• TASK TO CARRY OUT
In your copy of the records, include every word exactly and no pictures.

• ENTRIES SHOWN
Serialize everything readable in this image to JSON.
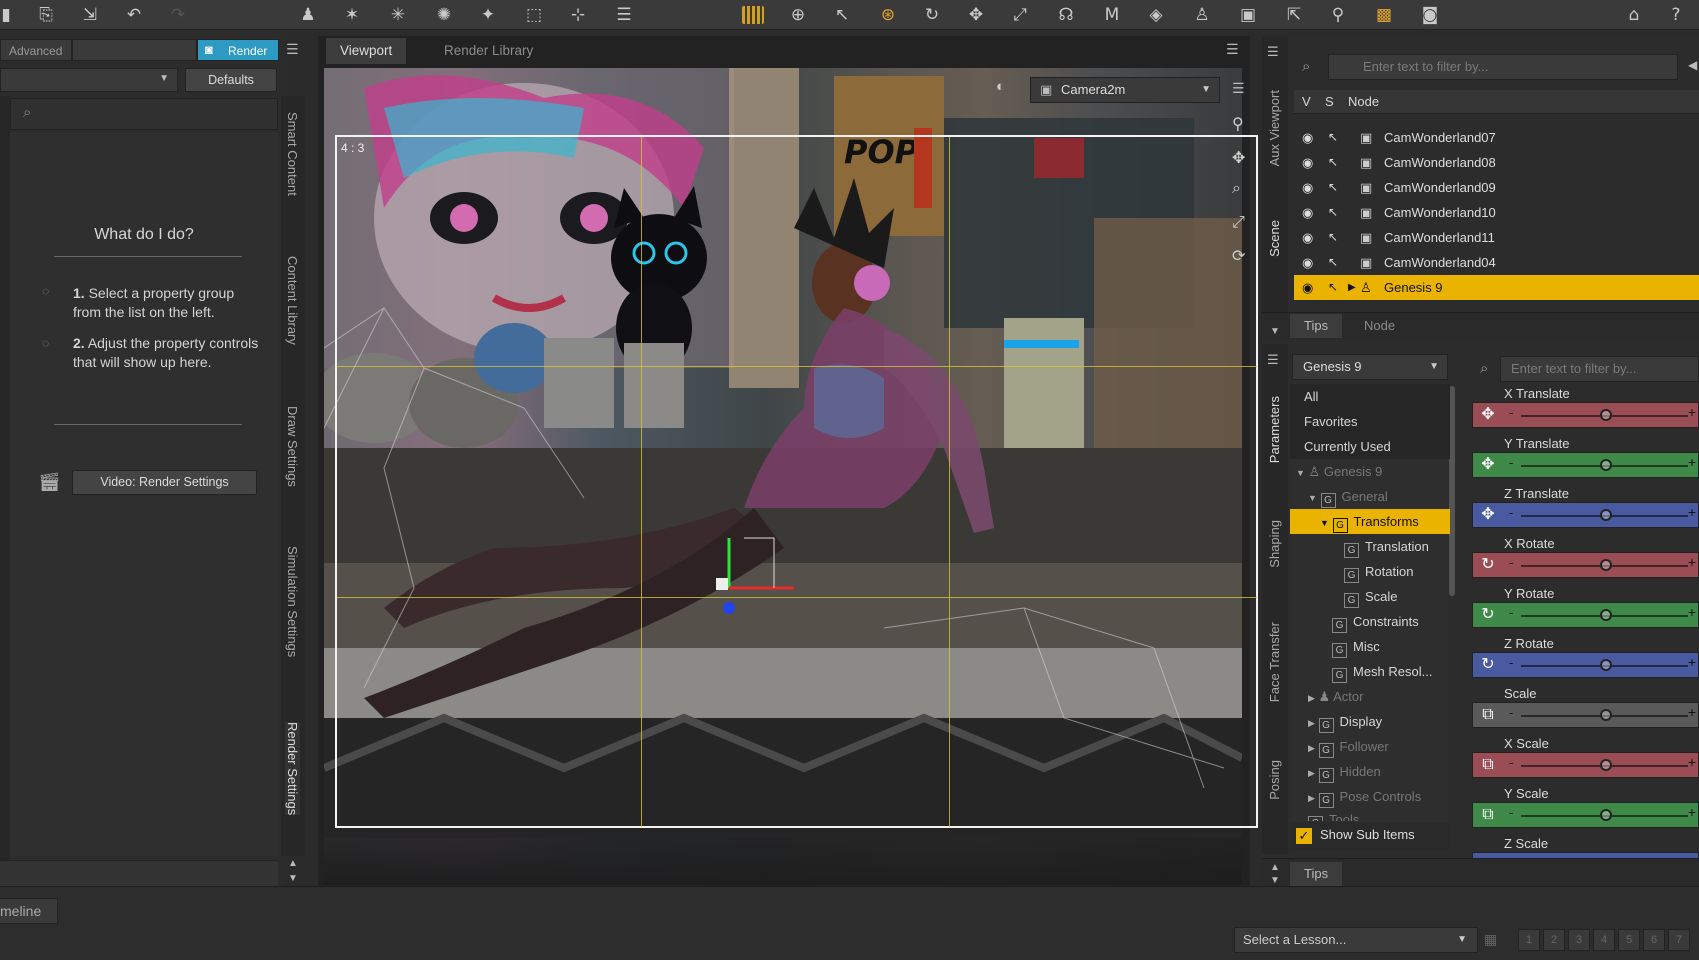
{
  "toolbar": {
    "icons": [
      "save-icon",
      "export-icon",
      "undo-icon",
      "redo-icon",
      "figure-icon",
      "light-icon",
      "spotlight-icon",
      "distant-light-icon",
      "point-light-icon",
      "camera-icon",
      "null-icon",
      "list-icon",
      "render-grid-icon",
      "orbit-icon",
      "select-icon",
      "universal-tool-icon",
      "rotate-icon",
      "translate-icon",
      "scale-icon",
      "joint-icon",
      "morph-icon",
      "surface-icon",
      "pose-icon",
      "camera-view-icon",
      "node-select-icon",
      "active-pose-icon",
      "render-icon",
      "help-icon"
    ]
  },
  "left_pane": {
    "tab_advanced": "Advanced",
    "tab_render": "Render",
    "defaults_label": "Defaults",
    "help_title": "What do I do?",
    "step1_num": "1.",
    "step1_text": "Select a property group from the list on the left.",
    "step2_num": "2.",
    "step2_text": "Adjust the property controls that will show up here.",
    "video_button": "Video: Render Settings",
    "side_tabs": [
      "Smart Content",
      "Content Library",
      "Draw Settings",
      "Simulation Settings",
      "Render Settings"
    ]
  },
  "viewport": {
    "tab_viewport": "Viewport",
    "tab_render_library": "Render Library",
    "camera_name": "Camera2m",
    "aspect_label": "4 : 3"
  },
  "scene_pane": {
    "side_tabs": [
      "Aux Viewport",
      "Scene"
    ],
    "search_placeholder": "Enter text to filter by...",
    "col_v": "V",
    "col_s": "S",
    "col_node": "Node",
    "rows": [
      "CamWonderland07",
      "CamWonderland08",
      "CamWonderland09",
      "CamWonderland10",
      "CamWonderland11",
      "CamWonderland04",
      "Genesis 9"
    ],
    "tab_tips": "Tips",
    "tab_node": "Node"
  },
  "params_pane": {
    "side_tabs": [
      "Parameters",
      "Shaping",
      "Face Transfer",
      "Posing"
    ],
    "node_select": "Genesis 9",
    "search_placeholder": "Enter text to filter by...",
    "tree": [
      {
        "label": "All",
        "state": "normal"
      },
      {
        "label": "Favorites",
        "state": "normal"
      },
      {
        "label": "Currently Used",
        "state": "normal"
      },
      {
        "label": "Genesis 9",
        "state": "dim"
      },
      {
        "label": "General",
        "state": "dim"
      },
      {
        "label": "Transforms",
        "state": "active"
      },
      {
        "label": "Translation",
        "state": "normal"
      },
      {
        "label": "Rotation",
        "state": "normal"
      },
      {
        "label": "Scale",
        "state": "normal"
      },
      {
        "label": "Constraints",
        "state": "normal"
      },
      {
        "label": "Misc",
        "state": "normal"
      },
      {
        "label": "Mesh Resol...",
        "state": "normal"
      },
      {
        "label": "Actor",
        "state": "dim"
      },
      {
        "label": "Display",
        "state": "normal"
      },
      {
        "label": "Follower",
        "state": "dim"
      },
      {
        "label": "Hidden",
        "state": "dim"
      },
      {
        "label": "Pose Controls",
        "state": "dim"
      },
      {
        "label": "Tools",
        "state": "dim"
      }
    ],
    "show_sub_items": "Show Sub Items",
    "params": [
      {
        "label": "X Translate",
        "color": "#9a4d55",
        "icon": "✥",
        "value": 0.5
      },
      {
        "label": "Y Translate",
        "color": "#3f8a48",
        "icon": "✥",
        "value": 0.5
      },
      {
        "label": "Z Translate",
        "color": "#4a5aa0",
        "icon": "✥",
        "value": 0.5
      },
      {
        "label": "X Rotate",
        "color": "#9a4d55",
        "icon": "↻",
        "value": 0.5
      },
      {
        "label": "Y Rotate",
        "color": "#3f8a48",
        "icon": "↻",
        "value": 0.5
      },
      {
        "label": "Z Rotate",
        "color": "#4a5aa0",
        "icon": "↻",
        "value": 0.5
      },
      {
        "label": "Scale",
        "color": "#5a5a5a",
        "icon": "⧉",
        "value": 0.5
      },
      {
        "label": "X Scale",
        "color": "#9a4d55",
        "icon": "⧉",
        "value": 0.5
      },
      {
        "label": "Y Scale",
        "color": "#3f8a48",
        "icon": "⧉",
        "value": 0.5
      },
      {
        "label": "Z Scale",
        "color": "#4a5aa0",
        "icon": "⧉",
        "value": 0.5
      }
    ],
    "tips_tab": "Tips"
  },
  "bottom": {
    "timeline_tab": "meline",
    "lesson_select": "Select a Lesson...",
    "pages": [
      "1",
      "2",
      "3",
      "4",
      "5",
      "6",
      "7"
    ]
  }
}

• ANSWER FOR THIS EXERCISE
Serialize everything readable in this image to JSON.
{
  "toolbar": {
    "icons": [
      "save-icon",
      "export-icon",
      "undo-icon",
      "redo-icon",
      "figure-icon",
      "light-icon",
      "spotlight-icon",
      "distant-light-icon",
      "point-light-icon",
      "camera-icon",
      "null-icon",
      "list-icon",
      "render-grid-icon",
      "orbit-icon",
      "select-icon",
      "universal-tool-icon",
      "rotate-icon",
      "translate-icon",
      "scale-icon",
      "joint-icon",
      "morph-icon",
      "surface-icon",
      "pose-icon",
      "camera-view-icon",
      "node-select-icon",
      "active-pose-icon",
      "render-icon",
      "help-icon"
    ]
  },
  "left_pane": {
    "tab_advanced": "Advanced",
    "tab_render": "Render",
    "defaults_label": "Defaults",
    "help_title": "What do I do?",
    "step1_num": "1.",
    "step1_text": "Select a property group from the list on the left.",
    "step2_num": "2.",
    "step2_text": "Adjust the property controls that will show up here.",
    "video_button": "Video: Render Settings",
    "side_tabs": [
      "Smart Content",
      "Content Library",
      "Draw Settings",
      "Simulation Settings",
      "Render Settings"
    ]
  },
  "viewport": {
    "tab_viewport": "Viewport",
    "tab_render_library": "Render Library",
    "camera_name": "Camera2m",
    "aspect_label": "4 : 3"
  },
  "scene_pane": {
    "side_tabs": [
      "Aux Viewport",
      "Scene"
    ],
    "search_placeholder": "Enter text to filter by...",
    "col_v": "V",
    "col_s": "S",
    "col_node": "Node",
    "rows": [
      "CamWonderland07",
      "CamWonderland08",
      "CamWonderland09",
      "CamWonderland10",
      "CamWonderland11",
      "CamWonderland04",
      "Genesis 9"
    ],
    "tab_tips": "Tips",
    "tab_node": "Node"
  },
  "params_pane": {
    "side_tabs": [
      "Parameters",
      "Shaping",
      "Face Transfer",
      "Posing"
    ],
    "node_select": "Genesis 9",
    "search_placeholder": "Enter text to filter by...",
    "tree": [
      {
        "label": "All",
        "state": "normal"
      },
      {
        "label": "Favorites",
        "state": "normal"
      },
      {
        "label": "Currently Used",
        "state": "normal"
      },
      {
        "label": "Genesis 9",
        "state": "dim"
      },
      {
        "label": "General",
        "state": "dim"
      },
      {
        "label": "Transforms",
        "state": "active"
      },
      {
        "label": "Translation",
        "state": "normal"
      },
      {
        "label": "Rotation",
        "state": "normal"
      },
      {
        "label": "Scale",
        "state": "normal"
      },
      {
        "label": "Constraints",
        "state": "normal"
      },
      {
        "label": "Misc",
        "state": "normal"
      },
      {
        "label": "Mesh Resol...",
        "state": "normal"
      },
      {
        "label": "Actor",
        "state": "dim"
      },
      {
        "label": "Display",
        "state": "normal"
      },
      {
        "label": "Follower",
        "state": "dim"
      },
      {
        "label": "Hidden",
        "state": "dim"
      },
      {
        "label": "Pose Controls",
        "state": "dim"
      },
      {
        "label": "Tools",
        "state": "dim"
      }
    ],
    "show_sub_items": "Show Sub Items",
    "params": [
      {
        "label": "X Translate",
        "color": "#9a4d55",
        "icon": "✥",
        "value": 0.5
      },
      {
        "label": "Y Translate",
        "color": "#3f8a48",
        "icon": "✥",
        "value": 0.5
      },
      {
        "label": "Z Translate",
        "color": "#4a5aa0",
        "icon": "✥",
        "value": 0.5
      },
      {
        "label": "X Rotate",
        "color": "#9a4d55",
        "icon": "↻",
        "value": 0.5
      },
      {
        "label": "Y Rotate",
        "color": "#3f8a48",
        "icon": "↻",
        "value": 0.5
      },
      {
        "label": "Z Rotate",
        "color": "#4a5aa0",
        "icon": "↻",
        "value": 0.5
      },
      {
        "label": "Scale",
        "color": "#5a5a5a",
        "icon": "⧉",
        "value": 0.5
      },
      {
        "label": "X Scale",
        "color": "#9a4d55",
        "icon": "⧉",
        "value": 0.5
      },
      {
        "label": "Y Scale",
        "color": "#3f8a48",
        "icon": "⧉",
        "value": 0.5
      },
      {
        "label": "Z Scale",
        "color": "#4a5aa0",
        "icon": "⧉",
        "value": 0.5
      }
    ],
    "tips_tab": "Tips"
  },
  "bottom": {
    "timeline_tab": "meline",
    "lesson_select": "Select a Lesson...",
    "pages": [
      "1",
      "2",
      "3",
      "4",
      "5",
      "6",
      "7"
    ]
  }
}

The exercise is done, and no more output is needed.